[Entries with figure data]

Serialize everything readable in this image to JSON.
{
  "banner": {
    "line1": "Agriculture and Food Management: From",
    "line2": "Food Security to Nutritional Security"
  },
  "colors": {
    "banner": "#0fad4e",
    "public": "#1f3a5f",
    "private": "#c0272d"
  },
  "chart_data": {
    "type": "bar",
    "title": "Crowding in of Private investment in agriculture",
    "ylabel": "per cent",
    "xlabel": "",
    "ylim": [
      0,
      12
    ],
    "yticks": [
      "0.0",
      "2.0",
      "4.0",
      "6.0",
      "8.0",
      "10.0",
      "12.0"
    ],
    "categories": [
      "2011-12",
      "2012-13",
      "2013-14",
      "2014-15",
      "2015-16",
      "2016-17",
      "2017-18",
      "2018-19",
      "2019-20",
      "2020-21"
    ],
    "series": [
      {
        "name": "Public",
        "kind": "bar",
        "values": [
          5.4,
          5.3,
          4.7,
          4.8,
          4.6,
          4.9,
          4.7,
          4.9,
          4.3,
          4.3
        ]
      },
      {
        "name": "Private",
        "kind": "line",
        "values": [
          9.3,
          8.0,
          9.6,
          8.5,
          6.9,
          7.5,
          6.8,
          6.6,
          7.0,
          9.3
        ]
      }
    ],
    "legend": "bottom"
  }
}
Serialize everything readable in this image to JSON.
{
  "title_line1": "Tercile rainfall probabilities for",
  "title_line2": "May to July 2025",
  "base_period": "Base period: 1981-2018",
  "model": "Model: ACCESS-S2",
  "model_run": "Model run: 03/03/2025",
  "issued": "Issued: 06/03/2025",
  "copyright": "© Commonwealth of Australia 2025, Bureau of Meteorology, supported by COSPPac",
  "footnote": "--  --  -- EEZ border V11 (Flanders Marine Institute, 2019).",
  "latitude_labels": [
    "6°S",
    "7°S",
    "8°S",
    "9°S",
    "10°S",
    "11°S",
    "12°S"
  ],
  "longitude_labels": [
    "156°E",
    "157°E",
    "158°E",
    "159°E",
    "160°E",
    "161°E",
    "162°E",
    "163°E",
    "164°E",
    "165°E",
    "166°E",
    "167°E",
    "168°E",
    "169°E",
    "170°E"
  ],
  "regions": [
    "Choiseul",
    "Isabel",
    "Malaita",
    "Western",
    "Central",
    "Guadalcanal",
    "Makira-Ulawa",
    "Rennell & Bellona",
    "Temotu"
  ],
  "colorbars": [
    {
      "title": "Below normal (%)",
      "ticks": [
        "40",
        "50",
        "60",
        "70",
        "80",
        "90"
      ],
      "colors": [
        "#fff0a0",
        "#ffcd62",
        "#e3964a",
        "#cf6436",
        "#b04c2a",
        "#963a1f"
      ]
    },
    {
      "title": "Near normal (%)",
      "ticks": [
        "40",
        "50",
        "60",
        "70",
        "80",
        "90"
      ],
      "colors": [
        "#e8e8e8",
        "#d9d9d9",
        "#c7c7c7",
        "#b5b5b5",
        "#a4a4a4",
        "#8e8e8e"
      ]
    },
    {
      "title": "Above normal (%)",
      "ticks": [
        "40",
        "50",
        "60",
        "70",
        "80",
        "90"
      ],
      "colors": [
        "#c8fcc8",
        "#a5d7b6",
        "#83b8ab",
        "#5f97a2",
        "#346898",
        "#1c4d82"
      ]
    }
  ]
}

▶ _DIRECTIVE_: Find each line in the records holding the string "Food" and show it.

▶ _ANSWER TO THIS TASK_:
    "line1": "Agriculture and Food Management: From",
    "line2": "Food Security to Nutritional Security"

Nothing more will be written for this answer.